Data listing
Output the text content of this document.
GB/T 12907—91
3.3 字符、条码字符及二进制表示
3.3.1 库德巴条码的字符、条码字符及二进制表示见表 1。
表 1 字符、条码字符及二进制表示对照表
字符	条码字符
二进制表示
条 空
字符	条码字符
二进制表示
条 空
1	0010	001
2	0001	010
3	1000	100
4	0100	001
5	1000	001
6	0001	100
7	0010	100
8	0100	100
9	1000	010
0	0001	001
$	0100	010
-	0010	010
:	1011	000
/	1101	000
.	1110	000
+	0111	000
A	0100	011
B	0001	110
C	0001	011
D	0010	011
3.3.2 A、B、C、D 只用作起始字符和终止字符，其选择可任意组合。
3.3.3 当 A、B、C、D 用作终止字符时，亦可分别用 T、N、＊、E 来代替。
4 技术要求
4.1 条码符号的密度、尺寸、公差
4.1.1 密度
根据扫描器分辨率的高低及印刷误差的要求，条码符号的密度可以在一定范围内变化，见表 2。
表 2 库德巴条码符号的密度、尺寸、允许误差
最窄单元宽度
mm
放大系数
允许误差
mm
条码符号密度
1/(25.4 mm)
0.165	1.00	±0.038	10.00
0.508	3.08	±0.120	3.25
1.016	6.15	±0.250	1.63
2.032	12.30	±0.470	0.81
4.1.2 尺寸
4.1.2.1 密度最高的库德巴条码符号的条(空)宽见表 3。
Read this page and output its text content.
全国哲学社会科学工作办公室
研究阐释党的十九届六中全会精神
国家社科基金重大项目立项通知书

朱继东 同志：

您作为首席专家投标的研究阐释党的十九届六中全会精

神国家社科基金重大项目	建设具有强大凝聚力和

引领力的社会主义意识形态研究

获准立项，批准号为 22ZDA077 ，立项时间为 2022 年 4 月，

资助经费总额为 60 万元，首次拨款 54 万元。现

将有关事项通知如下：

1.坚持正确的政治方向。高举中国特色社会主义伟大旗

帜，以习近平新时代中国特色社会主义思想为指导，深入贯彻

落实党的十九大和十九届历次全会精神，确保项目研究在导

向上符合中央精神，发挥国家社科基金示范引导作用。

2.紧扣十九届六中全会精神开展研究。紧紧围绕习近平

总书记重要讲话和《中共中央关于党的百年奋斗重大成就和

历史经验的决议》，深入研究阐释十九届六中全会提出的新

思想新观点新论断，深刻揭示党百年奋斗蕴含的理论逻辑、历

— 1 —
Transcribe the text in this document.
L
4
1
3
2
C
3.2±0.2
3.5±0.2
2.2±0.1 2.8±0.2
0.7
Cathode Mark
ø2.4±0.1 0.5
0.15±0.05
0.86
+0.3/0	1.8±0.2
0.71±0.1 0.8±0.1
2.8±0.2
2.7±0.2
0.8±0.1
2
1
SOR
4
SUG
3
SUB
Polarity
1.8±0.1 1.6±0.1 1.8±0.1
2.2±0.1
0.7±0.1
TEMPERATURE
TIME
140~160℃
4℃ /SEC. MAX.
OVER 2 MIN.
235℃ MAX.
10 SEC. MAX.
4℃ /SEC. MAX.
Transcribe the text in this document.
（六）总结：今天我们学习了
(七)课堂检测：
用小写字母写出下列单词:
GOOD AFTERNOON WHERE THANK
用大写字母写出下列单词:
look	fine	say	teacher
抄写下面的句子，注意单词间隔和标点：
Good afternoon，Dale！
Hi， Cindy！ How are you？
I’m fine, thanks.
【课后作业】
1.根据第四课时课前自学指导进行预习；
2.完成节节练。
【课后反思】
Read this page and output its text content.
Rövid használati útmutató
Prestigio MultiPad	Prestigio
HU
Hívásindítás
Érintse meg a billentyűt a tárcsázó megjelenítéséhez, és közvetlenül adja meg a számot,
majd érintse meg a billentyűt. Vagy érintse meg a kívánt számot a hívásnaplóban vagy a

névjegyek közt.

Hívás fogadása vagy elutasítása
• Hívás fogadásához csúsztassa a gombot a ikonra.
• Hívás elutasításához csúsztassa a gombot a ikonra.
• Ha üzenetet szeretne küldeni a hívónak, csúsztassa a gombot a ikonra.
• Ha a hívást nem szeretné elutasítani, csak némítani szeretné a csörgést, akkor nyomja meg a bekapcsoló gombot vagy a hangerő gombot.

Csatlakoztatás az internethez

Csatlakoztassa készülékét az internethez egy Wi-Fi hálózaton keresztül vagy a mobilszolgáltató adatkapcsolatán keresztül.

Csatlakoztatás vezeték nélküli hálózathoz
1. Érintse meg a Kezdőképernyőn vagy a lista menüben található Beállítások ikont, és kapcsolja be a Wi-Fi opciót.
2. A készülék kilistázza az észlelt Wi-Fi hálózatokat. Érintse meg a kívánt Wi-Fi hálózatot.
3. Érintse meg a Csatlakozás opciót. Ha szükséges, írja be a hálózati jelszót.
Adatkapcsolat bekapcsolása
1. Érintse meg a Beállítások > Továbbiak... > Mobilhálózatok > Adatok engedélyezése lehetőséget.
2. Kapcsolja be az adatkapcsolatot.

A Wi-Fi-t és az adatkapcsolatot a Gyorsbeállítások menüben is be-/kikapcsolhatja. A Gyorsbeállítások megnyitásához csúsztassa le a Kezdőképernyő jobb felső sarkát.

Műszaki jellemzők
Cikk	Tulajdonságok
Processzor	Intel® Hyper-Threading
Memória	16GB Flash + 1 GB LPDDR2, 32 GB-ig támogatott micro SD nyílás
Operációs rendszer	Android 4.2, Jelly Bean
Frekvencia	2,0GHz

WORK INSTRUCTIONS: Look through the data above. Copy every line with the string "számot" in it.

REPLY TO THE EXERCISE:
Érintse meg a billentyűt a tárcsázó megjelenítéséhez, és közvetlenül adja meg a számot,
majd érintse meg a billentyűt. Vagy érintse meg a kívánt számot a hívásnaplóban vagy a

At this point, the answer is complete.